Below are some records; return each one exactly.

* Start ITEMS *

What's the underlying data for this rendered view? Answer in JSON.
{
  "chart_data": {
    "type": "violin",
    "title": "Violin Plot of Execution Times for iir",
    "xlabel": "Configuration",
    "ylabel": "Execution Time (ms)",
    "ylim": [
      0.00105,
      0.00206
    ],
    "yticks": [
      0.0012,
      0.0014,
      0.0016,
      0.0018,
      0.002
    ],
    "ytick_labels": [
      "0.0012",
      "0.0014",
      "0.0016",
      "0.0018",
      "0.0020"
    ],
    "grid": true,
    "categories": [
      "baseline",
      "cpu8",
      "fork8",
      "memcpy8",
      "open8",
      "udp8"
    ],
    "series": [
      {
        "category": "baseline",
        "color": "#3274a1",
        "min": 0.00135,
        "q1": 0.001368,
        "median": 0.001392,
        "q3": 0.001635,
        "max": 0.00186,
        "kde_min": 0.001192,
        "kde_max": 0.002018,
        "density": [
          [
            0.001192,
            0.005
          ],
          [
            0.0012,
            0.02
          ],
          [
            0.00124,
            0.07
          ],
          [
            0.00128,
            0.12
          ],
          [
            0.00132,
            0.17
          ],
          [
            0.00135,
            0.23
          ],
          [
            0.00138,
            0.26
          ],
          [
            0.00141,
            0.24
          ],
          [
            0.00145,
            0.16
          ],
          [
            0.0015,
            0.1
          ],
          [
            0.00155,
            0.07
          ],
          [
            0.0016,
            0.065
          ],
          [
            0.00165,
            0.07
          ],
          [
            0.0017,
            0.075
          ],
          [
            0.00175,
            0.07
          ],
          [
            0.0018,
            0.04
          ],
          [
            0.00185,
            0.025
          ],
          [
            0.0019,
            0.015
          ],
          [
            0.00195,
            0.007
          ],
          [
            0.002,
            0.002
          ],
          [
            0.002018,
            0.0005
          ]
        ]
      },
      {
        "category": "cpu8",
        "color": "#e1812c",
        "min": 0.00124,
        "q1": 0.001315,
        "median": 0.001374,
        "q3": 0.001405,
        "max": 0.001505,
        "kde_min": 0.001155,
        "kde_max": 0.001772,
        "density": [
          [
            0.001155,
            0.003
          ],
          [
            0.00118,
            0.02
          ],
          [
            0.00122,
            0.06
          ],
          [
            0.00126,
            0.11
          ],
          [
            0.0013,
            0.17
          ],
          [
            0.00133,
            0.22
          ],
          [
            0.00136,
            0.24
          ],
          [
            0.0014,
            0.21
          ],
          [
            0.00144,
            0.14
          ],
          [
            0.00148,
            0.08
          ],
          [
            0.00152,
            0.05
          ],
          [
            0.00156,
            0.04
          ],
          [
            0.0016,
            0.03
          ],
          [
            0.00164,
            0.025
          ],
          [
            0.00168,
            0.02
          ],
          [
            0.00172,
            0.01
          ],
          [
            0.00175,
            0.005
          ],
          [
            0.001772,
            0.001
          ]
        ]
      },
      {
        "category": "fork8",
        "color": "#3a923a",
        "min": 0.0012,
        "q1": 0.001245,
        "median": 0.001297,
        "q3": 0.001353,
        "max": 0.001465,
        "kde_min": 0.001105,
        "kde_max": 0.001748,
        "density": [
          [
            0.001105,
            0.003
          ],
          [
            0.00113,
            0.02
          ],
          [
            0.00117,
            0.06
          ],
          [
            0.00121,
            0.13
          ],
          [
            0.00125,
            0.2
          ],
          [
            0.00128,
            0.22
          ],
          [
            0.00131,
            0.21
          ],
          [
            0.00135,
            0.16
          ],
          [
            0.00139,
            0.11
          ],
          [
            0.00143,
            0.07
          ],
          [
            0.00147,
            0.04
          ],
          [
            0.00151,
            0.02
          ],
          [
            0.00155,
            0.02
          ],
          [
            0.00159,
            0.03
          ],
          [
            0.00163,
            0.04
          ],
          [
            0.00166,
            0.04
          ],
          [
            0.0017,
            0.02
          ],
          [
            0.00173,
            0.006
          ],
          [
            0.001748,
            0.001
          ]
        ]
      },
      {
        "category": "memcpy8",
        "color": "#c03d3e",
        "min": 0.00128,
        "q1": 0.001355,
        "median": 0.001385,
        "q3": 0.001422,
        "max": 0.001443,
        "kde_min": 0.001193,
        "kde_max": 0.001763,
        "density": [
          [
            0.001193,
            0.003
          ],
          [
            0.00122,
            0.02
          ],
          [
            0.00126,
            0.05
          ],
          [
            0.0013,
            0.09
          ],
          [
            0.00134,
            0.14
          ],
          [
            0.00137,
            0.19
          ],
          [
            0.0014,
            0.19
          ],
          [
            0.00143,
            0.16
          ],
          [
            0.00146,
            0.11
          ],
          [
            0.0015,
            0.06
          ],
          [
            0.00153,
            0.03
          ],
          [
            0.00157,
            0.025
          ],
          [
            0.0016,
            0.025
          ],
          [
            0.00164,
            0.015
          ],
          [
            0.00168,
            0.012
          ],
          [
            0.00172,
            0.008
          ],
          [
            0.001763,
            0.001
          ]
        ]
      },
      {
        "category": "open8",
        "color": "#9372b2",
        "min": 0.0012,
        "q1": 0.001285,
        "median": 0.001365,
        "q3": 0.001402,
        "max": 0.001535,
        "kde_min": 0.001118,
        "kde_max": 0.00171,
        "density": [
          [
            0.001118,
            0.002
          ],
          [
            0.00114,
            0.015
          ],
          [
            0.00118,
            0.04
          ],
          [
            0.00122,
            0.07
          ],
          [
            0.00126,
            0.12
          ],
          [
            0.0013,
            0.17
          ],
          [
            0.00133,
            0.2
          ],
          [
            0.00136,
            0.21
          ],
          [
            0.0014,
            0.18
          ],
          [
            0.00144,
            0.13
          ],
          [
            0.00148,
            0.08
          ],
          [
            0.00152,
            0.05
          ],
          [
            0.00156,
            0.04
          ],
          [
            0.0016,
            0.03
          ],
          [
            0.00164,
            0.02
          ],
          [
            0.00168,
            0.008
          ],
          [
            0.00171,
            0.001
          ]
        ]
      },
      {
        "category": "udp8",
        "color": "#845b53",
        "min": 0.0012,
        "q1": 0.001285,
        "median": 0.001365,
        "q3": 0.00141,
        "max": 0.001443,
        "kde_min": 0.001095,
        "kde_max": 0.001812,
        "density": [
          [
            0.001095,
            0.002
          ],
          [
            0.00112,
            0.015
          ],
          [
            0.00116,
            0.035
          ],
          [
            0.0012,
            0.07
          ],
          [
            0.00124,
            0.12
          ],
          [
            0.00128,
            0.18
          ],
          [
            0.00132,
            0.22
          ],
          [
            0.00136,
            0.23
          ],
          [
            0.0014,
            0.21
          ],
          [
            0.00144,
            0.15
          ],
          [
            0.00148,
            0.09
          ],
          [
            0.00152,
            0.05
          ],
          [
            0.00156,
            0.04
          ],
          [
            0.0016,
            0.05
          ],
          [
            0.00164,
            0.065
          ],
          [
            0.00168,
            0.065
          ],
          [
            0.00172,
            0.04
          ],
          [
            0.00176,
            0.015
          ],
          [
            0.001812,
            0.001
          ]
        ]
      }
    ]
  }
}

* End ITEMS *

## [SOLVED PROBLEM]
What's the underlying data for this rendered view? Answer in JSON.
{
  "chart_data": {
    "type": "violin",
    "title": "Violin Plot of Execution Times for iir",
    "xlabel": "Configuration",
    "ylabel": "Execution Time (ms)",
    "ylim": [
      0.00105,
      0.00206
    ],
    "yticks": [
      0.0012,
      0.0014,
      0.0016,
      0.0018,
      0.002
    ],
    "ytick_labels": [
      "0.0012",
      "0.0014",
      "0.0016",
      "0.0018",
      "0.0020"
    ],
    "grid": true,
    "categories": [
      "baseline",
      "cpu8",
      "fork8",
      "memcpy8",
      "open8",
      "udp8"
    ],
    "series": [
      {
        "category": "baseline",
        "color": "#3274a1",
        "min": 0.00135,
        "q1": 0.001368,
        "median": 0.001392,
        "q3": 0.001635,
        "max": 0.00186,
        "kde_min": 0.001192,
        "kde_max": 0.002018,
        "density": [
          [
            0.001192,
            0.005
          ],
          [
            0.0012,
            0.02
          ],
          [
            0.00124,
            0.07
          ],
          [
            0.00128,
            0.12
          ],
          [
            0.00132,
            0.17
          ],
          [
            0.00135,
            0.23
          ],
          [
            0.00138,
            0.26
          ],
          [
            0.00141,
            0.24
          ],
          [
            0.00145,
            0.16
          ],
          [
            0.0015,
            0.1
          ],
          [
            0.00155,
            0.07
          ],
          [
            0.0016,
            0.065
          ],
          [
            0.00165,
            0.07
          ],
          [
            0.0017,
            0.075
          ],
          [
            0.00175,
            0.07
          ],
          [
            0.0018,
            0.04
          ],
          [
            0.00185,
            0.025
          ],
          [
            0.0019,
            0.015
          ],
          [
            0.00195,
            0.007
          ],
          [
            0.002,
            0.002
          ],
          [
            0.002018,
            0.0005
          ]
        ]
      },
      {
        "category": "cpu8",
        "color": "#e1812c",
        "min": 0.00124,
        "q1": 0.001315,
        "median": 0.001374,
        "q3": 0.001405,
        "max": 0.001505,
        "kde_min": 0.001155,
        "kde_max": 0.001772,
        "density": [
          [
            0.001155,
            0.003
          ],
          [
            0.00118,
            0.02
          ],
          [
            0.00122,
            0.06
          ],
          [
            0.00126,
            0.11
          ],
          [
            0.0013,
            0.17
          ],
          [
            0.00133,
            0.22
          ],
          [
            0.00136,
            0.24
          ],
          [
            0.0014,
            0.21
          ],
          [
            0.00144,
            0.14
          ],
          [
            0.00148,
            0.08
          ],
          [
            0.00152,
            0.05
          ],
          [
            0.00156,
            0.04
          ],
          [
            0.0016,
            0.03
          ],
          [
            0.00164,
            0.025
          ],
          [
            0.00168,
            0.02
          ],
          [
            0.00172,
            0.01
          ],
          [
            0.00175,
            0.005
          ],
          [
            0.001772,
            0.001
          ]
        ]
      },
      {
        "category": "fork8",
        "color": "#3a923a",
        "min": 0.0012,
        "q1": 0.001245,
        "median": 0.001297,
        "q3": 0.001353,
        "max": 0.001465,
        "kde_min": 0.001105,
        "kde_max": 0.001748,
        "density": [
          [
            0.001105,
            0.003
          ],
          [
            0.00113,
            0.02
          ],
          [
            0.00117,
            0.06
          ],
          [
            0.00121,
            0.13
          ],
          [
            0.00125,
            0.2
          ],
          [
            0.00128,
            0.22
          ],
          [
            0.00131,
            0.21
          ],
          [
            0.00135,
            0.16
          ],
          [
            0.00139,
            0.11
          ],
          [
            0.00143,
            0.07
          ],
          [
            0.00147,
            0.04
          ],
          [
            0.00151,
            0.02
          ],
          [
            0.00155,
            0.02
          ],
          [
            0.00159,
            0.03
          ],
          [
            0.00163,
            0.04
          ],
          [
            0.00166,
            0.04
          ],
          [
            0.0017,
            0.02
          ],
          [
            0.00173,
            0.006
          ],
          [
            0.001748,
            0.001
          ]
        ]
      },
      {
        "category": "memcpy8",
        "color": "#c03d3e",
        "min": 0.00128,
        "q1": 0.001355,
        "median": 0.001385,
        "q3": 0.001422,
        "max": 0.001443,
        "kde_min": 0.001193,
        "kde_max": 0.001763,
        "density": [
          [
            0.001193,
            0.003
          ],
          [
            0.00122,
            0.02
          ],
          [
            0.00126,
            0.05
          ],
          [
            0.0013,
            0.09
          ],
          [
            0.00134,
            0.14
          ],
          [
            0.00137,
            0.19
          ],
          [
            0.0014,
            0.19
          ],
          [
            0.00143,
            0.16
          ],
          [
            0.00146,
            0.11
          ],
          [
            0.0015,
            0.06
          ],
          [
            0.00153,
            0.03
          ],
          [
            0.00157,
            0.025
          ],
          [
            0.0016,
            0.025
          ],
          [
            0.00164,
            0.015
          ],
          [
            0.00168,
            0.012
          ],
          [
            0.00172,
            0.008
          ],
          [
            0.001763,
            0.001
          ]
        ]
      },
      {
        "category": "open8",
        "color": "#9372b2",
        "min": 0.0012,
        "q1": 0.001285,
        "median": 0.001365,
        "q3": 0.001402,
        "max": 0.001535,
        "kde_min": 0.001118,
        "kde_max": 0.00171,
        "density": [
          [
            0.001118,
            0.002
          ],
          [
            0.00114,
            0.015
          ],
          [
            0.00118,
            0.04
          ],
          [
            0.00122,
            0.07
          ],
          [
            0.00126,
            0.12
          ],
          [
            0.0013,
            0.17
          ],
          [
            0.00133,
            0.2
          ],
          [
            0.00136,
            0.21
          ],
          [
            0.0014,
            0.18
          ],
          [
            0.00144,
            0.13
          ],
          [
            0.00148,
            0.08
          ],
          [
            0.00152,
            0.05
          ],
          [
            0.00156,
            0.04
          ],
          [
            0.0016,
            0.03
          ],
          [
            0.00164,
            0.02
          ],
          [
            0.00168,
            0.008
          ],
          [
            0.00171,
            0.001
          ]
        ]
      },
      {
        "category": "udp8",
        "color": "#845b53",
        "min": 0.0012,
        "q1": 0.001285,
        "median": 0.001365,
        "q3": 0.00141,
        "max": 0.001443,
        "kde_min": 0.001095,
        "kde_max": 0.001812,
        "density": [
          [
            0.001095,
            0.002
          ],
          [
            0.00112,
            0.015
          ],
          [
            0.00116,
            0.035
          ],
          [
            0.0012,
            0.07
          ],
          [
            0.00124,
            0.12
          ],
          [
            0.00128,
            0.18
          ],
          [
            0.00132,
            0.22
          ],
          [
            0.00136,
            0.23
          ],
          [
            0.0014,
            0.21
          ],
          [
            0.00144,
            0.15
          ],
          [
            0.00148,
            0.09
          ],
          [
            0.00152,
            0.05
          ],
          [
            0.00156,
            0.04
          ],
          [
            0.0016,
            0.05
          ],
          [
            0.00164,
            0.065
          ],
          [
            0.00168,
            0.065
          ],
          [
            0.00172,
            0.04
          ],
          [
            0.00176,
            0.015
          ],
          [
            0.001812,
            0.001
          ]
        ]
      }
    ]
  }
}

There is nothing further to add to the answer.